* [Problem to solve]: Find every line in the records that holds the string "русскаго". Copy each one.

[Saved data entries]
....

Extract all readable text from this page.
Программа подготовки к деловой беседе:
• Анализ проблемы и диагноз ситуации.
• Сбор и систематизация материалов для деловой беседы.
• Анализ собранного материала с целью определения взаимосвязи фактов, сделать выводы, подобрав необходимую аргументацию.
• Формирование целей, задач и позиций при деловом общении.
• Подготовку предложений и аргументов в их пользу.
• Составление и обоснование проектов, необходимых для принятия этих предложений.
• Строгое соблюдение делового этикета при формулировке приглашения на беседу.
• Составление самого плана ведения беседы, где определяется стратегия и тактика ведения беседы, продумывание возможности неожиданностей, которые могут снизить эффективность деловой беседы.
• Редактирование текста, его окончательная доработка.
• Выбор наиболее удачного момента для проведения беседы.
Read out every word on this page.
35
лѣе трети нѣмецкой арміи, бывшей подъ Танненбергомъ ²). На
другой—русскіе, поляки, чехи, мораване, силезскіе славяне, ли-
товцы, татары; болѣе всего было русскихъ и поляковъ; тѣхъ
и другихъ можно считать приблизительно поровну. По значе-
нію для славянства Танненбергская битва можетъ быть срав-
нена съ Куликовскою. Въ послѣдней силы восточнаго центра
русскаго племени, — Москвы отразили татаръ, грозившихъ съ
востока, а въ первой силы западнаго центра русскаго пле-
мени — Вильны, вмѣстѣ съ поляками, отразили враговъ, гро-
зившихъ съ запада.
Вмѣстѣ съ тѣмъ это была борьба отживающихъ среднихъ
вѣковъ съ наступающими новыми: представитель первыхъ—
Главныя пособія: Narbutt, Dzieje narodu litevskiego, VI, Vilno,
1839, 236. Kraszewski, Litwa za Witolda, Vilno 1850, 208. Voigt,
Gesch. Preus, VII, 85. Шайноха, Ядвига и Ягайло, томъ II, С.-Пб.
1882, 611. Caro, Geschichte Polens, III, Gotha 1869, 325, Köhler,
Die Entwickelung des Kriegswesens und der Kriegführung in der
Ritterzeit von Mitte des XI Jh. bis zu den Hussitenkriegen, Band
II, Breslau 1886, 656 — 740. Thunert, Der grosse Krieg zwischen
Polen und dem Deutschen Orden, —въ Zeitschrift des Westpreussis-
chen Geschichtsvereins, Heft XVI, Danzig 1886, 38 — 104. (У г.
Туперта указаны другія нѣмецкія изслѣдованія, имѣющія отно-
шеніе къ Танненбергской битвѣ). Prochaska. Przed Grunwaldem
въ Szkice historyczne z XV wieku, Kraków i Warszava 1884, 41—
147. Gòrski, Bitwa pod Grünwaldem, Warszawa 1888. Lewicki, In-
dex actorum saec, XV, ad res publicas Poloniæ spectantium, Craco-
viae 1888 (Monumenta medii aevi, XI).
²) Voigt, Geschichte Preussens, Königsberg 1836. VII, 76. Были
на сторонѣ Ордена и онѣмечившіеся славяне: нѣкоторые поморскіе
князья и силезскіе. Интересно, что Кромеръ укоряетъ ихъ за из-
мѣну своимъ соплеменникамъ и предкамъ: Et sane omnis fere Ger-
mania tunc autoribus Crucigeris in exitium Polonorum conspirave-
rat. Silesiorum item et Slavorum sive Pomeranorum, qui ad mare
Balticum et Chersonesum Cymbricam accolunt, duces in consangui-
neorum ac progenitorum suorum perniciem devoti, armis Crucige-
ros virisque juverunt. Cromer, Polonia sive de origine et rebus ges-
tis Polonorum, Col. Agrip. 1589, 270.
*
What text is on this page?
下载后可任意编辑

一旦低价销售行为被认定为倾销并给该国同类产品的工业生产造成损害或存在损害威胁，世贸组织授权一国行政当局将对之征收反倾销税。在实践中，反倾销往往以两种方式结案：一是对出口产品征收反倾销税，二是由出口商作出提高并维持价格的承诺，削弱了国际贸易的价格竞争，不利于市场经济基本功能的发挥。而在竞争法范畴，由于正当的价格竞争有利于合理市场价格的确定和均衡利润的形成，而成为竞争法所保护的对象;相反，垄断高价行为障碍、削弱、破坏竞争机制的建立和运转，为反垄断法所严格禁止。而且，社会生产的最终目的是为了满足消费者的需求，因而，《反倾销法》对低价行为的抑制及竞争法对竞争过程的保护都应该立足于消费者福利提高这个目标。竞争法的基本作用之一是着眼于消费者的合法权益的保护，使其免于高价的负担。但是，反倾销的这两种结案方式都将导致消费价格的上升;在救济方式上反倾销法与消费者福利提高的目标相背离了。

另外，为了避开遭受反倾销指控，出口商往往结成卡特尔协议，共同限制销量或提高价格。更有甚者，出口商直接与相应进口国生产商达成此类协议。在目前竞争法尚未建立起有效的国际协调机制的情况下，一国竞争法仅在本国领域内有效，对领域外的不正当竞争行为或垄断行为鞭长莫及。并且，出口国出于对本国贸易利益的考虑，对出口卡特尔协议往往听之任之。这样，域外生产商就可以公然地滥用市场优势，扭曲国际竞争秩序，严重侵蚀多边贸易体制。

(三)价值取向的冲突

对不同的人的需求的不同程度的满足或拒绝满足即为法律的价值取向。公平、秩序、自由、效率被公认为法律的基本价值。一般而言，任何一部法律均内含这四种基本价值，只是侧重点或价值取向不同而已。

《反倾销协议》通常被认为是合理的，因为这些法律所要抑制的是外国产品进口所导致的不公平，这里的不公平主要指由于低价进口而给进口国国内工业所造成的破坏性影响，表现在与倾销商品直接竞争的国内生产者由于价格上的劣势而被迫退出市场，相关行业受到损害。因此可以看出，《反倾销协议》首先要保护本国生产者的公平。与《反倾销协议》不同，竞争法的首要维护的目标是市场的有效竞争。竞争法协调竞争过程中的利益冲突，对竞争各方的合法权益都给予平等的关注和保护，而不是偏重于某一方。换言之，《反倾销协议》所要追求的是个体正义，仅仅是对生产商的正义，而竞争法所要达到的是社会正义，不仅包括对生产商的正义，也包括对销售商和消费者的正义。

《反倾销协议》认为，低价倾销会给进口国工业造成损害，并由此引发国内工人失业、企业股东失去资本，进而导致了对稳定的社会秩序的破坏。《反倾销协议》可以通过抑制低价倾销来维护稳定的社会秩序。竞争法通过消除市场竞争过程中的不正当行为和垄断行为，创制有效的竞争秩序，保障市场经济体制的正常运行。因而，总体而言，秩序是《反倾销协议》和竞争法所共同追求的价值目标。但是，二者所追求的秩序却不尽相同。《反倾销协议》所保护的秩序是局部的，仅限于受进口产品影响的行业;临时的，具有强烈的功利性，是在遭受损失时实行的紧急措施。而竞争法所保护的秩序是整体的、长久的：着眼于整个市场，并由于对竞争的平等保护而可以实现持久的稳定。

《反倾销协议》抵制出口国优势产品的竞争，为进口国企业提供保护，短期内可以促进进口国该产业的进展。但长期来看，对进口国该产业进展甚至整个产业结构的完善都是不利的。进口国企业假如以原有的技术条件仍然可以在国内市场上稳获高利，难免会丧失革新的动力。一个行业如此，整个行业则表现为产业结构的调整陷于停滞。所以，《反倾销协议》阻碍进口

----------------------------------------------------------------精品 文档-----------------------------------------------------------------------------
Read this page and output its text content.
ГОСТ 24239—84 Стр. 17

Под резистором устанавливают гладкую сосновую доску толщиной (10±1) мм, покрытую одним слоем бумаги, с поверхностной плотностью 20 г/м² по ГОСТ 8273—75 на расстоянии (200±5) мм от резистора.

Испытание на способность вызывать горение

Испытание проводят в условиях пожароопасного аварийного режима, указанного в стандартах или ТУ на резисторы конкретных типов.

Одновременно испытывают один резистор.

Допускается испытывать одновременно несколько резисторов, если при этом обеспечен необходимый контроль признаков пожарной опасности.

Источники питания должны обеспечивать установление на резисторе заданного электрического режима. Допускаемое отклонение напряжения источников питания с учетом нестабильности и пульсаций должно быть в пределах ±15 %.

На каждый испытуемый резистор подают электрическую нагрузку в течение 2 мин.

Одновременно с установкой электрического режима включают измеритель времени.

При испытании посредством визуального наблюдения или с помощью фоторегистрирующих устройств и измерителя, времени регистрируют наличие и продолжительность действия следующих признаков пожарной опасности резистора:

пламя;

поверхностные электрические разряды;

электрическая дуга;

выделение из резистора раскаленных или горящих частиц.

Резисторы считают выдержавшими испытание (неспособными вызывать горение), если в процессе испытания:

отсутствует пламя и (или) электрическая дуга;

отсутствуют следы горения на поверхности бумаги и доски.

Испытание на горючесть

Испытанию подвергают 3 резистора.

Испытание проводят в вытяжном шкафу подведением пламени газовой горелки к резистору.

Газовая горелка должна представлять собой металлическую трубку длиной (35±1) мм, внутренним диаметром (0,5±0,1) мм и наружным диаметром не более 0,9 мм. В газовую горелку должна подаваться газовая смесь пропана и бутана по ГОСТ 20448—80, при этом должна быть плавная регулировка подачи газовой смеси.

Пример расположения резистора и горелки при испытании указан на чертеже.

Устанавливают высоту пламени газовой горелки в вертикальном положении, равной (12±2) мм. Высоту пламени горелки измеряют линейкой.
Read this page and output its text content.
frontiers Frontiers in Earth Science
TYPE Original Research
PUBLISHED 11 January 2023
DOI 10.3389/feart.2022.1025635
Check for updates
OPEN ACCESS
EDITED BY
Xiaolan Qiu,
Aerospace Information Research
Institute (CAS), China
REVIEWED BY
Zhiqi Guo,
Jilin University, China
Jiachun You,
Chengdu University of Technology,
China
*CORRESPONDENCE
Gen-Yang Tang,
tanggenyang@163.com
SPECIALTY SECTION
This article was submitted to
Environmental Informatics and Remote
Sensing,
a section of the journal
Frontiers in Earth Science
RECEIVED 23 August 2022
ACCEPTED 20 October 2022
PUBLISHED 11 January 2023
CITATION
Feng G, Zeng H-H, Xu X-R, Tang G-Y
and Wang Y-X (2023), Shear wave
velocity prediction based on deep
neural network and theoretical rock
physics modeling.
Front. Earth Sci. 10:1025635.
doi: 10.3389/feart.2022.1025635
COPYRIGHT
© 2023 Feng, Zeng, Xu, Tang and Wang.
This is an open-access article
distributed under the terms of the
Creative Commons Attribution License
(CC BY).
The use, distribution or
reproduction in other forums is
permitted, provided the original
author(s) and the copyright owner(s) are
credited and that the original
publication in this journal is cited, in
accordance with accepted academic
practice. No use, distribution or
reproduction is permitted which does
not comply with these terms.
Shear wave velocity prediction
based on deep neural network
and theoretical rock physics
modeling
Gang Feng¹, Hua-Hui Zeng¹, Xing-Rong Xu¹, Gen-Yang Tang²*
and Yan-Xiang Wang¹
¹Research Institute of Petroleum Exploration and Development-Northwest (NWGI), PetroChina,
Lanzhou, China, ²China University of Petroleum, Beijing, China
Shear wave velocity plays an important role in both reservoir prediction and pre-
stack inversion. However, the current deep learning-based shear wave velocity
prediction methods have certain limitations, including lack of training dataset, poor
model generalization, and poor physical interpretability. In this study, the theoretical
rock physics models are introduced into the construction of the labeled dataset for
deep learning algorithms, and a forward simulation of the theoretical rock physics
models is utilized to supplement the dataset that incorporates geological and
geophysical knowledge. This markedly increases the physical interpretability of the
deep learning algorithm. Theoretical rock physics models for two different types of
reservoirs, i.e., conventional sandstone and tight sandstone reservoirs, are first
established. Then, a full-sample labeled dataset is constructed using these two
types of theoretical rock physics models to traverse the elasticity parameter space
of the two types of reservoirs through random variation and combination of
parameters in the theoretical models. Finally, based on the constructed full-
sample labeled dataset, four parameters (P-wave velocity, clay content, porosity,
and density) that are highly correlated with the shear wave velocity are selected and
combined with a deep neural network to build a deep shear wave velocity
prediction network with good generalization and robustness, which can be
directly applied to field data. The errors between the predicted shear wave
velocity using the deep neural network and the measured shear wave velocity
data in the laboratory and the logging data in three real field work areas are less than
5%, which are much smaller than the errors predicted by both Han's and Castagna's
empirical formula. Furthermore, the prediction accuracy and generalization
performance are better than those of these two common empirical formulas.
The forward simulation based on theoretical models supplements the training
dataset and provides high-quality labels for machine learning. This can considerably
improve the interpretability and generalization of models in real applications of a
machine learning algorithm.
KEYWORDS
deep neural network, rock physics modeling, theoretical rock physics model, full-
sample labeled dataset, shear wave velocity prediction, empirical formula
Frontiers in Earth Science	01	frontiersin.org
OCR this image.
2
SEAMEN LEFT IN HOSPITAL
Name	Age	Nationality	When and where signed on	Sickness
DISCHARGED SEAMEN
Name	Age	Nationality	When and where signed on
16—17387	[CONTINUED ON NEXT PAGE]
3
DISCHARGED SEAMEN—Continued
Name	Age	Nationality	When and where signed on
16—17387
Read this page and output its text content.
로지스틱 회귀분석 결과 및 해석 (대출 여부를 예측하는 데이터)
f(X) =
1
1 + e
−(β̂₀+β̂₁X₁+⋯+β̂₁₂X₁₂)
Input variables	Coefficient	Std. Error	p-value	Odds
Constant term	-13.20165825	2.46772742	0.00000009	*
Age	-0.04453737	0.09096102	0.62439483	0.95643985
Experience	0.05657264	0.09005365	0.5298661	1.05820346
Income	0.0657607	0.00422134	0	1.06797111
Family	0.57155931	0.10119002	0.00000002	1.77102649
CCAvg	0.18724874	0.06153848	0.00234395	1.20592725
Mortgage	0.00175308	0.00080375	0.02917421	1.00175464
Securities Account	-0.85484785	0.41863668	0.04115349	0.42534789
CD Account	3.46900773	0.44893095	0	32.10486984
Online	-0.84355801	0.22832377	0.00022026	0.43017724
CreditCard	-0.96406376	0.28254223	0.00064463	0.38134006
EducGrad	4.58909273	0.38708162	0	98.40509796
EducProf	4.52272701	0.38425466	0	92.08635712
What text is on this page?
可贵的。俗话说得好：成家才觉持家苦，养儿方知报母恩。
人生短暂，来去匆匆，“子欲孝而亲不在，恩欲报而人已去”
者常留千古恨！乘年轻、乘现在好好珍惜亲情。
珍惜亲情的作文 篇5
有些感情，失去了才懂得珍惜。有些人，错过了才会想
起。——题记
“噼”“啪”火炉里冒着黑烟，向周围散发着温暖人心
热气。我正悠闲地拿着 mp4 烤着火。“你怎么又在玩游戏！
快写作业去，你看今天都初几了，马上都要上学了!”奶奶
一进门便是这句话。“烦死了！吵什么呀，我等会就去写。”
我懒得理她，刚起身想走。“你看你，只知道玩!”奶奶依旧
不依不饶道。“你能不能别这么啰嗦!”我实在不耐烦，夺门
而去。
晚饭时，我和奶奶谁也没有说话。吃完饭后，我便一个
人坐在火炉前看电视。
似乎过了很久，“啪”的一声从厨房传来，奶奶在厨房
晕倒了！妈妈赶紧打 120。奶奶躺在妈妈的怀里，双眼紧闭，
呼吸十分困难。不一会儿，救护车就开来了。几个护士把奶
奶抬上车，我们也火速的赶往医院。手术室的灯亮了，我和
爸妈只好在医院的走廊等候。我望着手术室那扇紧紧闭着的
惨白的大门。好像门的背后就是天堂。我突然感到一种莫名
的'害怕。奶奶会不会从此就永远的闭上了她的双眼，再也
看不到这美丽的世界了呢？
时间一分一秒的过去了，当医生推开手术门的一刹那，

....

* [Task response]:
русскаго племени, — Москвы отразили татаръ, грозившихъ съ
востока, а въ первой силы западнаго центра русскаго пле-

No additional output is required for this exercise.